### [TASK DETAILS]
Print exactly the lines from the one containing "Type out the text in this image." through the last line of the records below, both included, and nothing else; omit any pictures.

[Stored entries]
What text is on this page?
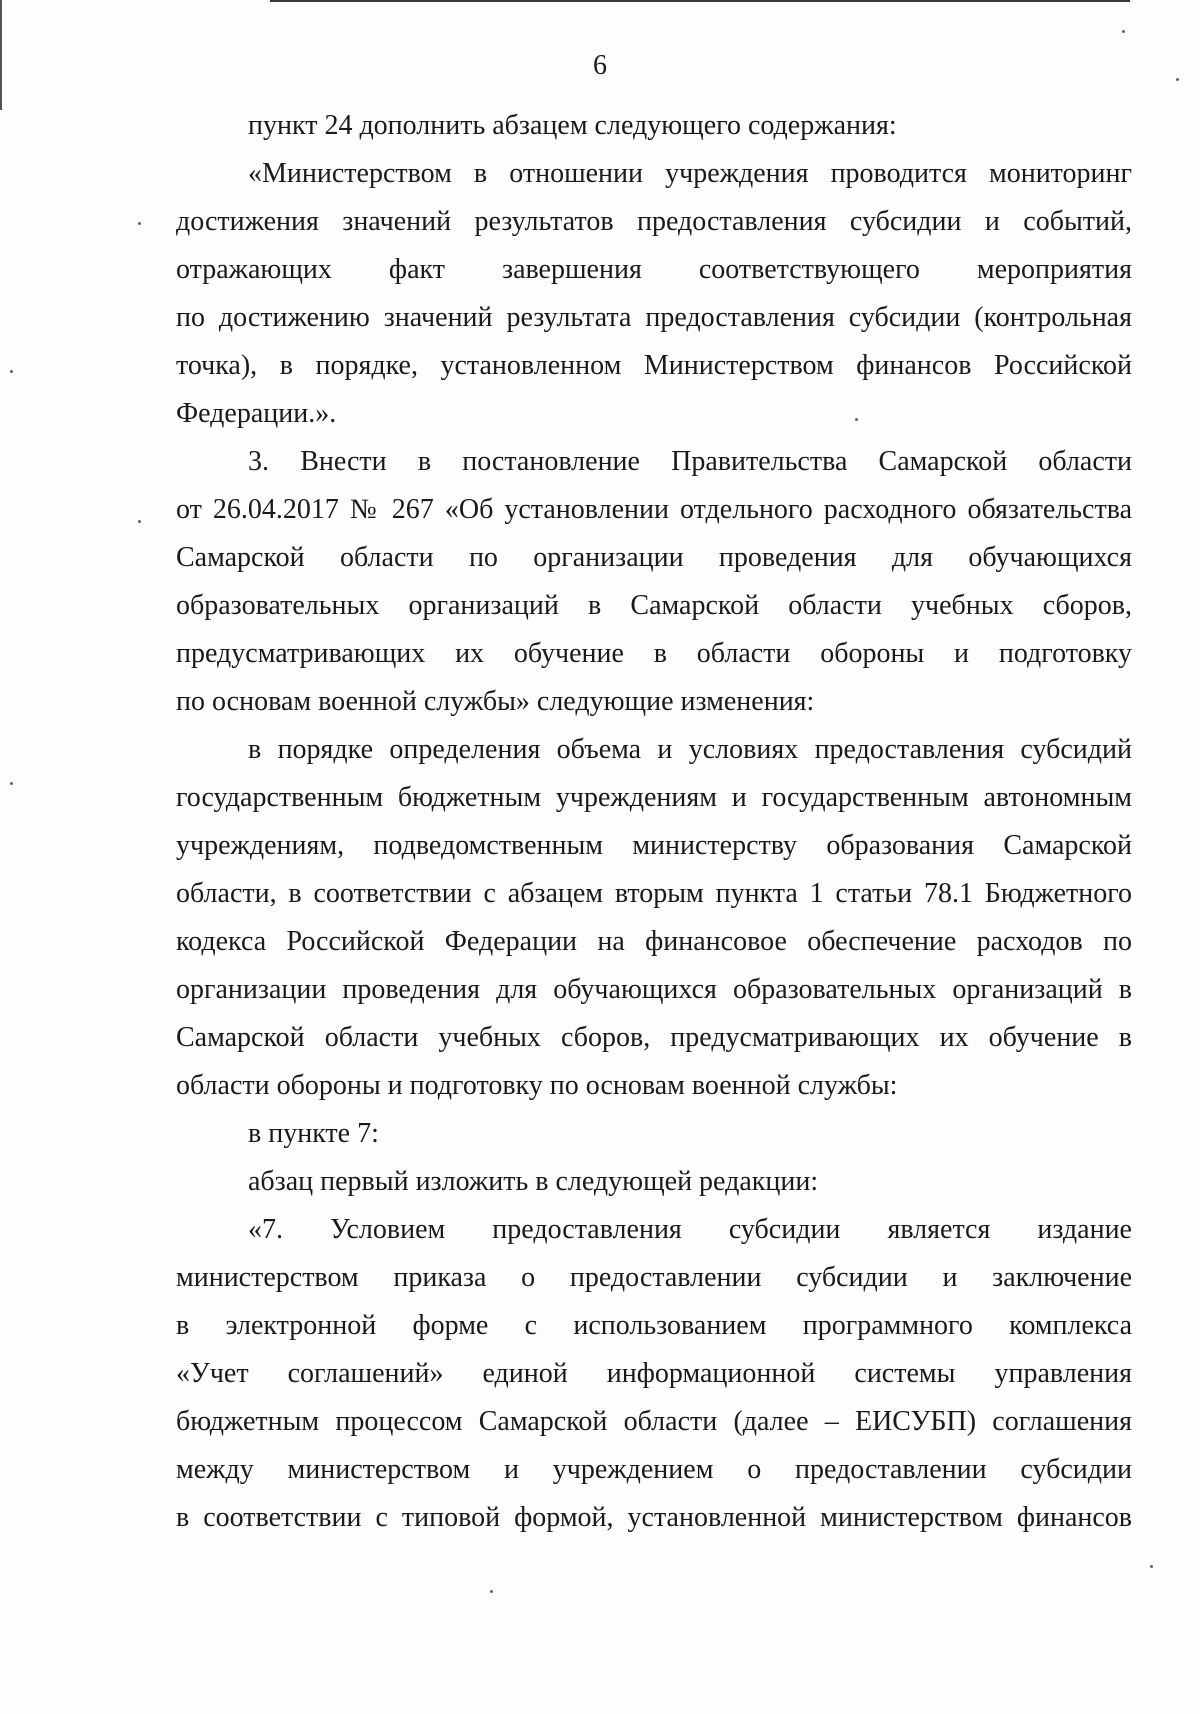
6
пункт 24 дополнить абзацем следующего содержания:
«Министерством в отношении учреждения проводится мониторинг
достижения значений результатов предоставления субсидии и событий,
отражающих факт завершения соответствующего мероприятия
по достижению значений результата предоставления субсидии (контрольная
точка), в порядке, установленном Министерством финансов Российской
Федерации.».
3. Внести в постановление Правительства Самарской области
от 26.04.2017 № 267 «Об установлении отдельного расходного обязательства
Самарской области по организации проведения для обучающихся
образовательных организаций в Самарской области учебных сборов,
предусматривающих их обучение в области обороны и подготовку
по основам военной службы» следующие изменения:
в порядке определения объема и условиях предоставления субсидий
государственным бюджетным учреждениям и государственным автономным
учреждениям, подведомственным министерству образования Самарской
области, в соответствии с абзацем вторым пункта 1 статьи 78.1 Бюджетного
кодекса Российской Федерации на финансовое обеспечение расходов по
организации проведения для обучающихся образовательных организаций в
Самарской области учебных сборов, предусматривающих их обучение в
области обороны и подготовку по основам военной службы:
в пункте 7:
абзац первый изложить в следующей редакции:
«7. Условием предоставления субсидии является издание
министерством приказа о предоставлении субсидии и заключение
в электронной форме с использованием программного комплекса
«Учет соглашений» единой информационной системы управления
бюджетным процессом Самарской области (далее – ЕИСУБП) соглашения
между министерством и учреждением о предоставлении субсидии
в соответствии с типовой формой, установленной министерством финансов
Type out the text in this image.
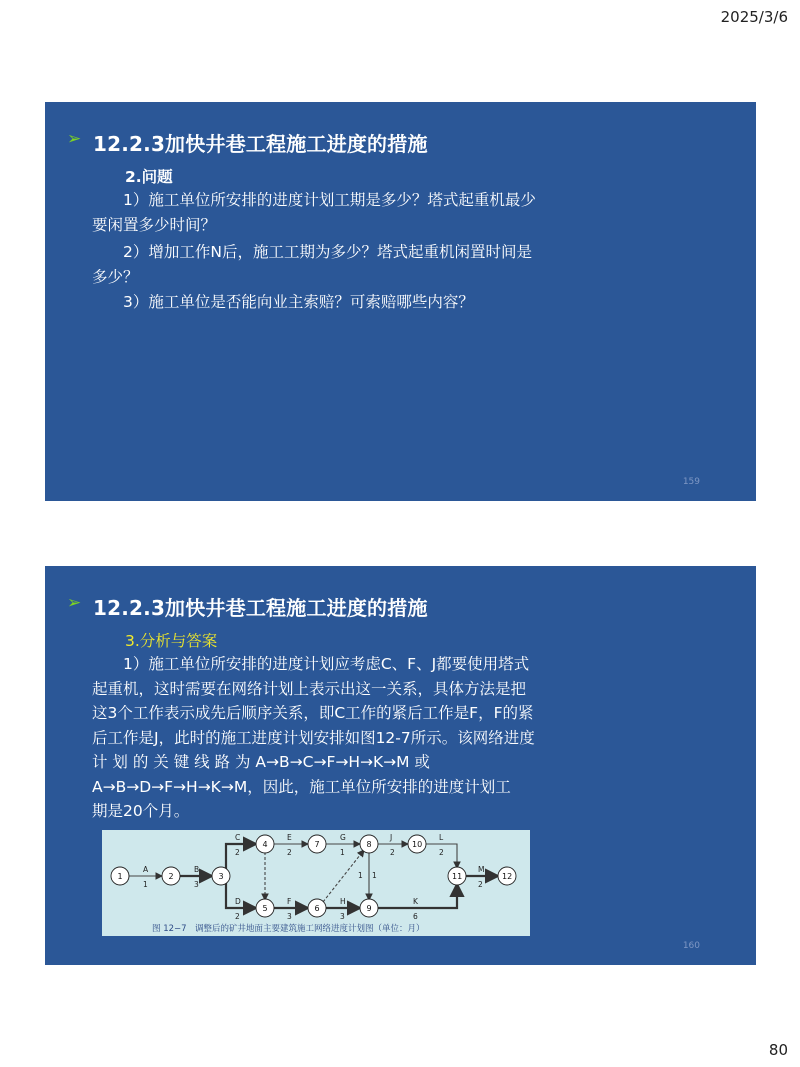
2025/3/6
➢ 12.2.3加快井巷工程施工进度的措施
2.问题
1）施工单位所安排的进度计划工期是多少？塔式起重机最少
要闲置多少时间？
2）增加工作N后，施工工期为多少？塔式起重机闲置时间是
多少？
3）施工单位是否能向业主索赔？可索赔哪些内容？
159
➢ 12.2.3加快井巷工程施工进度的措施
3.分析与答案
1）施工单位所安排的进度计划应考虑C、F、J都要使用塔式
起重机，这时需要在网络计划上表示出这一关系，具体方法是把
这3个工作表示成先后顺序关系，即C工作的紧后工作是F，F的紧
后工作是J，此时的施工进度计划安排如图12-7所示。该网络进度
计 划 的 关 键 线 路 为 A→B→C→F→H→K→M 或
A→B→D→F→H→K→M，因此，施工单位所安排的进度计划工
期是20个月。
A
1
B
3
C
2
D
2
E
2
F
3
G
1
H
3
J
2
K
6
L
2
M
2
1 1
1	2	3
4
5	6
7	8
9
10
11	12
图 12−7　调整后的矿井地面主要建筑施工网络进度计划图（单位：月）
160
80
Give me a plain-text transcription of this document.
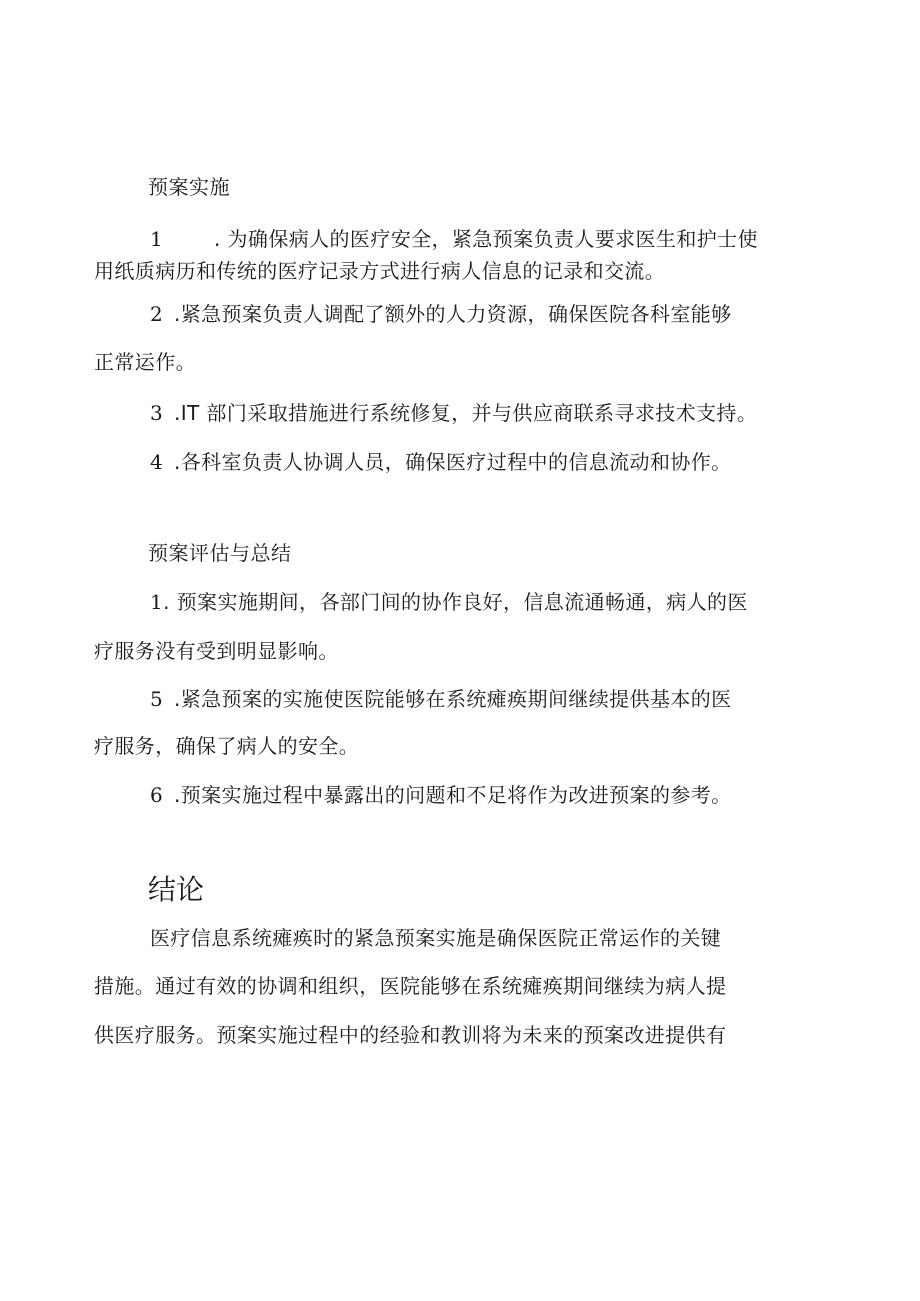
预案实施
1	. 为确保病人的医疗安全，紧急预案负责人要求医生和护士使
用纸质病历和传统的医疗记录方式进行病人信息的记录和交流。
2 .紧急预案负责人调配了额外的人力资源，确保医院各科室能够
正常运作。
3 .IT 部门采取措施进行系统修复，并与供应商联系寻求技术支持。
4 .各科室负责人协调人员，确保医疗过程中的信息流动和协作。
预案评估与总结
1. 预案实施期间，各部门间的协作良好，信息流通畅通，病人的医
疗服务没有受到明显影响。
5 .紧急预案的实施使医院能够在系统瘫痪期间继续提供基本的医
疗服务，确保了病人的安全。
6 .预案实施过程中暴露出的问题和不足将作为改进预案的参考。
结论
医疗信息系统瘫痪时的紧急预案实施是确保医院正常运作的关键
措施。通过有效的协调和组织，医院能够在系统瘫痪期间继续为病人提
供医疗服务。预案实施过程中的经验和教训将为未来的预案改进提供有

### [SOLUTION TO THE PROBLEM]
Type out the text in this image.
2025/3/6
➢ 12.2.3加快井巷工程施工进度的措施
2.问题
1）施工单位所安排的进度计划工期是多少？塔式起重机最少
要闲置多少时间？
2）增加工作N后，施工工期为多少？塔式起重机闲置时间是
多少？
3）施工单位是否能向业主索赔？可索赔哪些内容？
159
➢ 12.2.3加快井巷工程施工进度的措施
3.分析与答案
1）施工单位所安排的进度计划应考虑C、F、J都要使用塔式
起重机，这时需要在网络计划上表示出这一关系，具体方法是把
这3个工作表示成先后顺序关系，即C工作的紧后工作是F，F的紧
后工作是J，此时的施工进度计划安排如图12-7所示。该网络进度
计 划 的 关 键 线 路 为 A→B→C→F→H→K→M 或
A→B→D→F→H→K→M，因此，施工单位所安排的进度计划工
期是20个月。
A
1
B
3
C
2
D
2
E
2
F
3
G
1
H
3
J
2
K
6
L
2
M
2
1 1
1	2	3
4
5	6
7	8
9
10
11	12
图 12−7　调整后的矿井地面主要建筑施工网络进度计划图（单位：月）
160
80
Give me a plain-text transcription of this document.
预案实施
1	. 为确保病人的医疗安全，紧急预案负责人要求医生和护士使
用纸质病历和传统的医疗记录方式进行病人信息的记录和交流。
2 .紧急预案负责人调配了额外的人力资源，确保医院各科室能够
正常运作。
3 .IT 部门采取措施进行系统修复，并与供应商联系寻求技术支持。
4 .各科室负责人协调人员，确保医疗过程中的信息流动和协作。
预案评估与总结
1. 预案实施期间，各部门间的协作良好，信息流通畅通，病人的医
疗服务没有受到明显影响。
5 .紧急预案的实施使医院能够在系统瘫痪期间继续提供基本的医
疗服务，确保了病人的安全。
6 .预案实施过程中暴露出的问题和不足将作为改进预案的参考。
结论
医疗信息系统瘫痪时的紧急预案实施是确保医院正常运作的关键
措施。通过有效的协调和组织，医院能够在系统瘫痪期间继续为病人提
供医疗服务。预案实施过程中的经验和教训将为未来的预案改进提供有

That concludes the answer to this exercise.